*EXTRAIT FOURNI*
Ok

En poursuivant votre navigation sur ce site, vous acceptez l'utilisation de cookies. Ces derniers assurent le bon fonctionnement de nos services. En savoir plus.

30/05/2011

Chronique CD : KONITZ-MEHLDAU-HADEN-MOTIAN

 

  KONITZ-MEHLDAU-HADEN-MOTIAN

                                                      Live at Birdland                              

 

Je l’ai déjà écrit et je le répète : Il y a, dans la vie d’un chroniqueur, tombé dans la potion magique du jazz depuis si longtemps, des disques attendus impatiemment dès l’annonce de leur sortie. Comme pour celui-ci, particulièrement en raison de la présence de musiciens dont les talents de chacun ne sont plus à démontrer, pour trois d’entre eux depuis si longtemps aussi.

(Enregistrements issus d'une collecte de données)
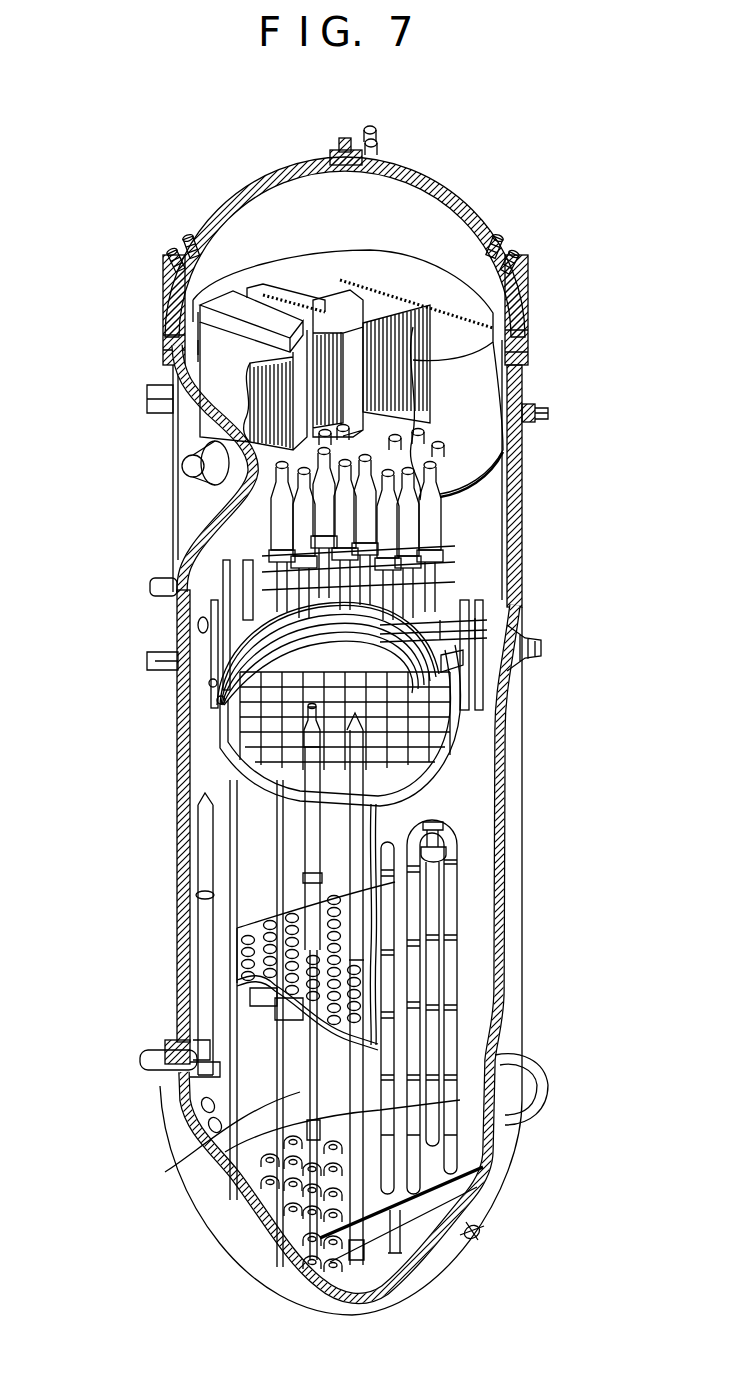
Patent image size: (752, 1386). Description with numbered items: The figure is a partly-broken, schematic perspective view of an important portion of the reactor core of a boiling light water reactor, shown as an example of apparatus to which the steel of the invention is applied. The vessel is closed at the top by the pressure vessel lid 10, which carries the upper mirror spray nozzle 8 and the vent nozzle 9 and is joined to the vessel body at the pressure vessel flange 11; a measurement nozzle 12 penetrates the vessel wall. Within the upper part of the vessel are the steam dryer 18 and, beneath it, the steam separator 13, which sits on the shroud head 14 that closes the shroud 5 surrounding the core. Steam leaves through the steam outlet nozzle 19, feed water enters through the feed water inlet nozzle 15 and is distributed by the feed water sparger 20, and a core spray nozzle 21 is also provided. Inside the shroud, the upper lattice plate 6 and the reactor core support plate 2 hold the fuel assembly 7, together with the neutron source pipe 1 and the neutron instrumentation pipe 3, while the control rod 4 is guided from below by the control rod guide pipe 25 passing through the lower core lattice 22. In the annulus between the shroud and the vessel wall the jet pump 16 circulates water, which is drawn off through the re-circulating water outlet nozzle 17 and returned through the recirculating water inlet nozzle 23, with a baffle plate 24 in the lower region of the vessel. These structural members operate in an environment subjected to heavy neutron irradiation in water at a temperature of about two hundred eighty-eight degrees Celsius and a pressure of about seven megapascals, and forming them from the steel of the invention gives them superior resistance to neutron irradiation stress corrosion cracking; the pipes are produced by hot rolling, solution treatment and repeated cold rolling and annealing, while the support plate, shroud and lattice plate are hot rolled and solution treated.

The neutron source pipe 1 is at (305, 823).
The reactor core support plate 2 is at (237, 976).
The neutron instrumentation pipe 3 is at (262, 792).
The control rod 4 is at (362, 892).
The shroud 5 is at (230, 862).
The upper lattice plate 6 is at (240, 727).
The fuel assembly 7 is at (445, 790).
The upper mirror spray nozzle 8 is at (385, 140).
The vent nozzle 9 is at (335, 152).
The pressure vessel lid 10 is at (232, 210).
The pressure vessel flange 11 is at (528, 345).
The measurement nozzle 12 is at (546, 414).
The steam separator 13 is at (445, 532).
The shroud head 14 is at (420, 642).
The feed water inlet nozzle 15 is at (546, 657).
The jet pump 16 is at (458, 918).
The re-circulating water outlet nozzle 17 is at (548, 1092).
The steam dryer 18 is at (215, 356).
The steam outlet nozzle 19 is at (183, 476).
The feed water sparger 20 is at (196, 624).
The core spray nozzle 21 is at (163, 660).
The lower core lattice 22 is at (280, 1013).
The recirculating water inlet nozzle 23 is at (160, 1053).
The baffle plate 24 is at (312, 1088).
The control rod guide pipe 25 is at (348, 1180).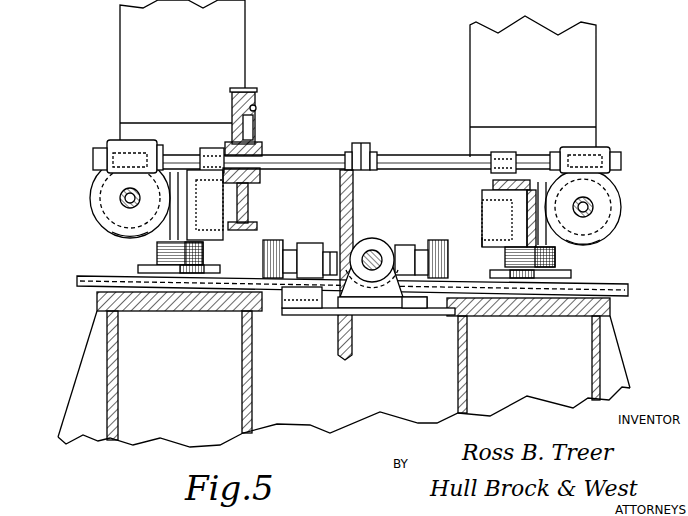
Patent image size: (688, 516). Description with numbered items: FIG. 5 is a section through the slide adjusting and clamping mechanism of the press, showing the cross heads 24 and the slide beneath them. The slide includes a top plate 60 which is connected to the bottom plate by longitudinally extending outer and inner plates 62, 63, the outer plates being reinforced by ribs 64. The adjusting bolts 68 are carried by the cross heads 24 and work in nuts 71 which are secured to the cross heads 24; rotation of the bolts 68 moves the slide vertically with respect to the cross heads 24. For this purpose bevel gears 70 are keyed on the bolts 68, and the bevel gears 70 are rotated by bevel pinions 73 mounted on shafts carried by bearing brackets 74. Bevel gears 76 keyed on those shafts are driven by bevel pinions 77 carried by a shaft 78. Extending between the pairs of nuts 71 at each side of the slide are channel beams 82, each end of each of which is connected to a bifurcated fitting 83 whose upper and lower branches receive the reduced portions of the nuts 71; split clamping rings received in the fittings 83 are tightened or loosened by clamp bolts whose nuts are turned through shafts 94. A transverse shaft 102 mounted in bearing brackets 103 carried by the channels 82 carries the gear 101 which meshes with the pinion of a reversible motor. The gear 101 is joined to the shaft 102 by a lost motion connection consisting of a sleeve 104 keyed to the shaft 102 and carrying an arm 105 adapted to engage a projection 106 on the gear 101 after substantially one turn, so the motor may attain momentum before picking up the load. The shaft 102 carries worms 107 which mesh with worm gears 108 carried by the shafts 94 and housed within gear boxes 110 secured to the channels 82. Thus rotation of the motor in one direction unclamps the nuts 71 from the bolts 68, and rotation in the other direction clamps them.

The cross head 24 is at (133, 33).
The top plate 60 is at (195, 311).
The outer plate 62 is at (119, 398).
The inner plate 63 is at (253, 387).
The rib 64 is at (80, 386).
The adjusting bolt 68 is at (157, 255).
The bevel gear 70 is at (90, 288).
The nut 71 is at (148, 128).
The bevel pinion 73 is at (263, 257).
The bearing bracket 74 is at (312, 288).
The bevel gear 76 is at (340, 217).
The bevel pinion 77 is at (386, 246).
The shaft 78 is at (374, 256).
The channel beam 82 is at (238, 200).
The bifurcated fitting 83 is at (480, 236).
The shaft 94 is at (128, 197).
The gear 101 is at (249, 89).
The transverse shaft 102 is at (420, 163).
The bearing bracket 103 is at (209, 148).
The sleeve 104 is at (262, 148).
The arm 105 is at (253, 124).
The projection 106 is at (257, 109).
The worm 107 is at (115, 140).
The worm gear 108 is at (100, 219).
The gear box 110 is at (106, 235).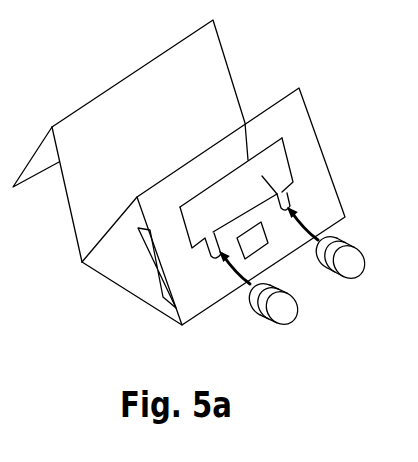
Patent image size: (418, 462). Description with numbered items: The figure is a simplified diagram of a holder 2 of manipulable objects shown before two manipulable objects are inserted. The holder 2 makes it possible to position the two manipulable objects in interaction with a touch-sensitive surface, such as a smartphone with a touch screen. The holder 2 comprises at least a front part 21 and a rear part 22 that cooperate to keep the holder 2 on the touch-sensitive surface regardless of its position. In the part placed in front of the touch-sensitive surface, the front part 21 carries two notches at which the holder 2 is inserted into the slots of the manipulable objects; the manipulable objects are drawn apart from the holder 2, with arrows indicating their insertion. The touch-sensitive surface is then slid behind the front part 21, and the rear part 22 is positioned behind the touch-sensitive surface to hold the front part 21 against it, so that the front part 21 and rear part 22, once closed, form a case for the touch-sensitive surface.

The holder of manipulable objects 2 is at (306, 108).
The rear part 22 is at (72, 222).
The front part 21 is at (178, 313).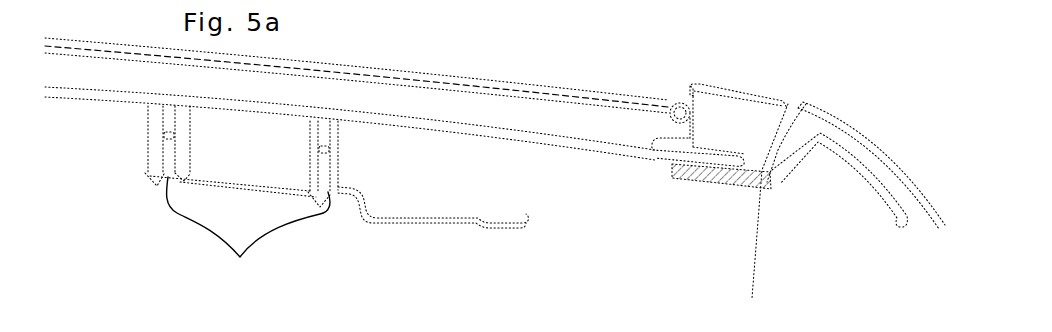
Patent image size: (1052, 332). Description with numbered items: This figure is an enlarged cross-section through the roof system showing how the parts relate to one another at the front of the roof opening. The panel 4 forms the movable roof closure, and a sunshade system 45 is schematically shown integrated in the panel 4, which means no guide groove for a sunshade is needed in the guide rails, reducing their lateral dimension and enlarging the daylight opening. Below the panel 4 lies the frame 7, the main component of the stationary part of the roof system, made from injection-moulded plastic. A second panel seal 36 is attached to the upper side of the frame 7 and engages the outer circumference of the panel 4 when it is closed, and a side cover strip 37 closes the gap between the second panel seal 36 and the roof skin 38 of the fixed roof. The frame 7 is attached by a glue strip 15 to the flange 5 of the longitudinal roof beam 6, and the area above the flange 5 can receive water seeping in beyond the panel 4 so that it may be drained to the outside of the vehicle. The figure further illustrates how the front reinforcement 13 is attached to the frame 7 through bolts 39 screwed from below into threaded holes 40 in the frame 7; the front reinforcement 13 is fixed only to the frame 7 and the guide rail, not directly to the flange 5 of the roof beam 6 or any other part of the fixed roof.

*TRAVAIL DEMANDÉ*
Prolongez la chronique du disque « Live at Birdland » en reprenant après sa dernière phrase. Ces items n'ont aucun rapport avec la chronique.

*VOICI LA RÉPONSE*
 2009 : année Lee Konitz ! avec deux prestations mémorables enregistrées dans deux clubs new-yorkais prestigieux à quelques mois d’intervalle : au Village Vanguard les 31/03 et 01/04 par son New Quartet (Lee plus le trio Minshara) et celui-ci au Birdland, sujet de cette chronique, les 9 & 10 décembre en compagnie de musiciens dits de légende (par le talent et par l’âge), le contrebassiste Charlie Haden (74 ans), le batteur et percussionniste Paul Motian (80) en présence d’un des pianistes parmi les plus talentueux d’une plus jeune génération, Brad Mehldau (39), Lee venant d’avoir 82 printemps dont 66 avec son saxophone alto autour du cou.

 Si, avant toute autre considération, j’insiste sur l’âge presque canonique de deux d’entre eux, ce n’est pas pour s’extasier sur leur longévité autant physique que musicale (quoique) mais sur cette volonté de continuer à se produire en recherchant par/dans leur attitude à perfectionner une certaine idée de la musique, du jazz, et aussi, cela s’entend, de nous faire partager une joie de jouer évidente, de communiquer leurs émois et leurs émotions au travers de la complicité, de la confiance réciproque, de l’extrême liberté (ce vent de folie aussi) qui circulent naturellement en eux, entre eux, à travers eux.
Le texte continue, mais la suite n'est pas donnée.